--- start ---

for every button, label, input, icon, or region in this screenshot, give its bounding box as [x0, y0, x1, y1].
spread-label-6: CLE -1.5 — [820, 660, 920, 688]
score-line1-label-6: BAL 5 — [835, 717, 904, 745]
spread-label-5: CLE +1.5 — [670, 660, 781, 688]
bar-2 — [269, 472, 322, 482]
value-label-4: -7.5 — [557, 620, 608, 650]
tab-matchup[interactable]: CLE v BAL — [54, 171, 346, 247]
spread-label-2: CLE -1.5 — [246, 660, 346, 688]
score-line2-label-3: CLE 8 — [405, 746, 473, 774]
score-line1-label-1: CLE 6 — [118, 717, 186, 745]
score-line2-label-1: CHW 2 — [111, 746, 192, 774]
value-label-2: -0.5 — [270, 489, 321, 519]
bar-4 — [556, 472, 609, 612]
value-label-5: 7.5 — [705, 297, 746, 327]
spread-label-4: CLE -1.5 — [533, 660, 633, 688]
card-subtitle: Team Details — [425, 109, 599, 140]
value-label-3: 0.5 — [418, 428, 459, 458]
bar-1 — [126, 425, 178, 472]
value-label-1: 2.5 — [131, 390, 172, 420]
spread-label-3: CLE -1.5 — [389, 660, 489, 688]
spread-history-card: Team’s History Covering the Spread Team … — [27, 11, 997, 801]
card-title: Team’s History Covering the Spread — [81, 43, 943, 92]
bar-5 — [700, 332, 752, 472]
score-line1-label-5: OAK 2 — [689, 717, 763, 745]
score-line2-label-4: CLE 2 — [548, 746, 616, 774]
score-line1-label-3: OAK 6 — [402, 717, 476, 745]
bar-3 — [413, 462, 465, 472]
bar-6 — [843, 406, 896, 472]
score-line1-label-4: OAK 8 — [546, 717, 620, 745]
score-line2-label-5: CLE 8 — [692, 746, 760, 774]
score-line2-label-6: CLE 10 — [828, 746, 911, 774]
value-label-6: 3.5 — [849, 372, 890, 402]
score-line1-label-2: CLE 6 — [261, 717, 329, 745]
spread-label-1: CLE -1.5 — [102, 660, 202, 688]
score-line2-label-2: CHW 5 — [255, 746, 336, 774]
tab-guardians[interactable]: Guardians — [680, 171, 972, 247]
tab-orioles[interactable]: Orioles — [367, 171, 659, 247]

--- end ---

Print every line of the records above without any changes.

for every button, label, input, icon, or region in this screenshot, give its bounding box as [x0, y0, x1, y1].
spread-label-6: CLE -1.5 — [820, 660, 920, 688]
score-line1-label-6: BAL 5 — [835, 717, 904, 745]
spread-label-5: CLE +1.5 — [670, 660, 781, 688]
bar-2 — [269, 472, 322, 482]
value-label-4: -7.5 — [557, 620, 608, 650]
tab-matchup[interactable]: CLE v BAL — [54, 171, 346, 247]
spread-label-2: CLE -1.5 — [246, 660, 346, 688]
score-line2-label-3: CLE 8 — [405, 746, 473, 774]
score-line1-label-1: CLE 6 — [118, 717, 186, 745]
score-line2-label-1: CHW 2 — [111, 746, 192, 774]
value-label-2: -0.5 — [270, 489, 321, 519]
bar-4 — [556, 472, 609, 612]
value-label-5: 7.5 — [705, 297, 746, 327]
spread-label-4: CLE -1.5 — [533, 660, 633, 688]
card-subtitle: Team Details — [425, 109, 599, 140]
value-label-3: 0.5 — [418, 428, 459, 458]
bar-1 — [126, 425, 178, 472]
value-label-1: 2.5 — [131, 390, 172, 420]
spread-label-3: CLE -1.5 — [389, 660, 489, 688]
spread-history-card: Team’s History Covering the Spread Team … — [27, 11, 997, 801]
card-title: Team’s History Covering the Spread — [81, 43, 943, 92]
bar-5 — [700, 332, 752, 472]
score-line1-label-5: OAK 2 — [689, 717, 763, 745]
score-line2-label-4: CLE 2 — [548, 746, 616, 774]
score-line1-label-3: OAK 6 — [402, 717, 476, 745]
bar-3 — [413, 462, 465, 472]
bar-6 — [843, 406, 896, 472]
score-line1-label-4: OAK 8 — [546, 717, 620, 745]
score-line2-label-5: CLE 8 — [692, 746, 760, 774]
score-line2-label-6: CLE 10 — [828, 746, 911, 774]
value-label-6: 3.5 — [849, 372, 890, 402]
score-line1-label-2: CLE 6 — [261, 717, 329, 745]
spread-label-1: CLE -1.5 — [102, 660, 202, 688]
score-line2-label-2: CHW 5 — [255, 746, 336, 774]
tab-guardians[interactable]: Guardians — [680, 171, 972, 247]
tab-orioles[interactable]: Orioles — [367, 171, 659, 247]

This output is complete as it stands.